* _EXERCISE REQUIREMENTS_
Copy the data word for word, keeping every line.

* _ENTRIES SUPPLIED_
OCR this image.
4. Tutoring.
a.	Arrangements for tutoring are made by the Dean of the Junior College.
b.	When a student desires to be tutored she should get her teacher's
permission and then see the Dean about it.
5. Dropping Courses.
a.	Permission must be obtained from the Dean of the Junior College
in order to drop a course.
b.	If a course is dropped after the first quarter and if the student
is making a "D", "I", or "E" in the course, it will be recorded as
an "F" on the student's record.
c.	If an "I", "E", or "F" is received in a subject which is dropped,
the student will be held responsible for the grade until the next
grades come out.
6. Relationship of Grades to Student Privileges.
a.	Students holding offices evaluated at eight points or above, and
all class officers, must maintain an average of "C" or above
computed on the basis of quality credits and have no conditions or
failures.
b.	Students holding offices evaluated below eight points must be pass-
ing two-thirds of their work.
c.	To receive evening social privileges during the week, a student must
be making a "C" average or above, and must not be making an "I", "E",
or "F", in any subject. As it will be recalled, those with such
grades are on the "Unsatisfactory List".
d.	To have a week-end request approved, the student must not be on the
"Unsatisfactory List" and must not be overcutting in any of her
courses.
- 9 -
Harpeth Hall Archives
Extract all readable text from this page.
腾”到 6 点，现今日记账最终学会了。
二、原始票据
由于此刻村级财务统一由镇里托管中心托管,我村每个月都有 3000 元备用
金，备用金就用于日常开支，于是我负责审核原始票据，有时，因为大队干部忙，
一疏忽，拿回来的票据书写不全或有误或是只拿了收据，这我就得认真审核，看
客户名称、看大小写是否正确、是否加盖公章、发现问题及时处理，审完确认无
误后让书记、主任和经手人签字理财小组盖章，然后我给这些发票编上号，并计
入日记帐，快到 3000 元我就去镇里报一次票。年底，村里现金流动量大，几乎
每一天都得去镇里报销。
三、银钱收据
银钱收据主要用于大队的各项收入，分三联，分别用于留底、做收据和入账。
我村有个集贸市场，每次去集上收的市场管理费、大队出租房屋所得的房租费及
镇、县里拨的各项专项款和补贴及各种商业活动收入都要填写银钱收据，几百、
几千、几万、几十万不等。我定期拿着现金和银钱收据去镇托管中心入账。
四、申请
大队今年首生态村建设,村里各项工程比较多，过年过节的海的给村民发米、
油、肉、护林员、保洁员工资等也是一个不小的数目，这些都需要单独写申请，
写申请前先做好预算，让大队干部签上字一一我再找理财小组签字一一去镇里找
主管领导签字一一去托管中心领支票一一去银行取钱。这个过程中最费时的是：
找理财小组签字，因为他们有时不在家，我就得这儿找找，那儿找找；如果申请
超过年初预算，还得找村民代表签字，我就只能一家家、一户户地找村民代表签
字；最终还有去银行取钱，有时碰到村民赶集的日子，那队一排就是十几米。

* _FINISHED TASK_
OCR this image.
4. Tutoring.
a.	Arrangements for tutoring are made by the Dean of the Junior College.
b.	When a student desires to be tutored she should get her teacher's
permission and then see the Dean about it.
5. Dropping Courses.
a.	Permission must be obtained from the Dean of the Junior College
in order to drop a course.
b.	If a course is dropped after the first quarter and if the student
is making a "D", "I", or "E" in the course, it will be recorded as
an "F" on the student's record.
c.	If an "I", "E", or "F" is received in a subject which is dropped,
the student will be held responsible for the grade until the next
grades come out.
6. Relationship of Grades to Student Privileges.
a.	Students holding offices evaluated at eight points or above, and
all class officers, must maintain an average of "C" or above
computed on the basis of quality credits and have no conditions or
failures.
b.	Students holding offices evaluated below eight points must be pass-
ing two-thirds of their work.
c.	To receive evening social privileges during the week, a student must
be making a "C" average or above, and must not be making an "I", "E",
or "F", in any subject. As it will be recalled, those with such
grades are on the "Unsatisfactory List".
d.	To have a week-end request approved, the student must not be on the
"Unsatisfactory List" and must not be overcutting in any of her
courses.
- 9 -
Harpeth Hall Archives
Extract all readable text from this page.
腾”到 6 点，现今日记账最终学会了。
二、原始票据
由于此刻村级财务统一由镇里托管中心托管,我村每个月都有 3000 元备用
金，备用金就用于日常开支，于是我负责审核原始票据，有时，因为大队干部忙，
一疏忽，拿回来的票据书写不全或有误或是只拿了收据，这我就得认真审核，看
客户名称、看大小写是否正确、是否加盖公章、发现问题及时处理，审完确认无
误后让书记、主任和经手人签字理财小组盖章，然后我给这些发票编上号，并计
入日记帐，快到 3000 元我就去镇里报一次票。年底，村里现金流动量大，几乎
每一天都得去镇里报销。
三、银钱收据
银钱收据主要用于大队的各项收入，分三联，分别用于留底、做收据和入账。
我村有个集贸市场，每次去集上收的市场管理费、大队出租房屋所得的房租费及
镇、县里拨的各项专项款和补贴及各种商业活动收入都要填写银钱收据，几百、
几千、几万、几十万不等。我定期拿着现金和银钱收据去镇托管中心入账。
四、申请
大队今年首生态村建设,村里各项工程比较多，过年过节的海的给村民发米、
油、肉、护林员、保洁员工资等也是一个不小的数目，这些都需要单独写申请，
写申请前先做好预算，让大队干部签上字一一我再找理财小组签字一一去镇里找
主管领导签字一一去托管中心领支票一一去银行取钱。这个过程中最费时的是：
找理财小组签字，因为他们有时不在家，我就得这儿找找，那儿找找；如果申请
超过年初预算，还得找村民代表签字，我就只能一家家、一户户地找村民代表签
字；最终还有去银行取钱，有时碰到村民赶集的日子，那队一排就是十几米。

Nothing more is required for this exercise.